— Start of DATA FOR THIS TASK —

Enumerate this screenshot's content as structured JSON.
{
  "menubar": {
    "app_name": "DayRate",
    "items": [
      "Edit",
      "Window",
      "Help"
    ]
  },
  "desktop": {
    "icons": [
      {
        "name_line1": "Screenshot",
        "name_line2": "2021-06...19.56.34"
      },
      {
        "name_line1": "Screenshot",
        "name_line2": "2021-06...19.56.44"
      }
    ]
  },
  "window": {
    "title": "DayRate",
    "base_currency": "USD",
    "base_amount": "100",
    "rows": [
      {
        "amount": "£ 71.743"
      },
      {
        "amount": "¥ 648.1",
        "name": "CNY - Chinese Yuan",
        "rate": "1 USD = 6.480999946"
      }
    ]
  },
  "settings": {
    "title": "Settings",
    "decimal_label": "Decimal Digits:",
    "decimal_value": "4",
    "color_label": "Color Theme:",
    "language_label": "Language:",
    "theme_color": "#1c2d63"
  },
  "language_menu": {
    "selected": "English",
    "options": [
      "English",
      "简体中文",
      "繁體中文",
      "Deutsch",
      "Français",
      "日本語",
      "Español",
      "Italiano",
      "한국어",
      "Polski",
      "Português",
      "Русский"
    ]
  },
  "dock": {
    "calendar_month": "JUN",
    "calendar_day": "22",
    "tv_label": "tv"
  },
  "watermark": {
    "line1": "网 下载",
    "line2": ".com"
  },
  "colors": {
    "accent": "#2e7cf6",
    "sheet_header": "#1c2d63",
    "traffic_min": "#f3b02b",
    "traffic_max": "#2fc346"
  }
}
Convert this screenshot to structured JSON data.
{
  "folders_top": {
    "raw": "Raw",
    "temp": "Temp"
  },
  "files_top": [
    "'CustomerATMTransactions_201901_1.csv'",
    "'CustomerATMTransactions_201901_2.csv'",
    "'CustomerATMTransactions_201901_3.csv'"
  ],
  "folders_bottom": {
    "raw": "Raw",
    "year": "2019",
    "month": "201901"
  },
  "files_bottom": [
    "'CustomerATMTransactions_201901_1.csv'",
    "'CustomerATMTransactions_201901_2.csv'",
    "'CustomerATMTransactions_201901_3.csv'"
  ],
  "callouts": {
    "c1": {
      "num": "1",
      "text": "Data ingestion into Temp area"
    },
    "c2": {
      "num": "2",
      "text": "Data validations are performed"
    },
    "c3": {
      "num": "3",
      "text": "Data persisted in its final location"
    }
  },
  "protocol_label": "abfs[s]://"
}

— End of DATA FOR THIS TASK —

**SET TASK**:
Pull every line containing the word "JSON" out of the material.

**RESPONSE TO THIS EXERCISE**:
Enumerate this screenshot's content as structured JSON.
Convert this screenshot to structured JSON data.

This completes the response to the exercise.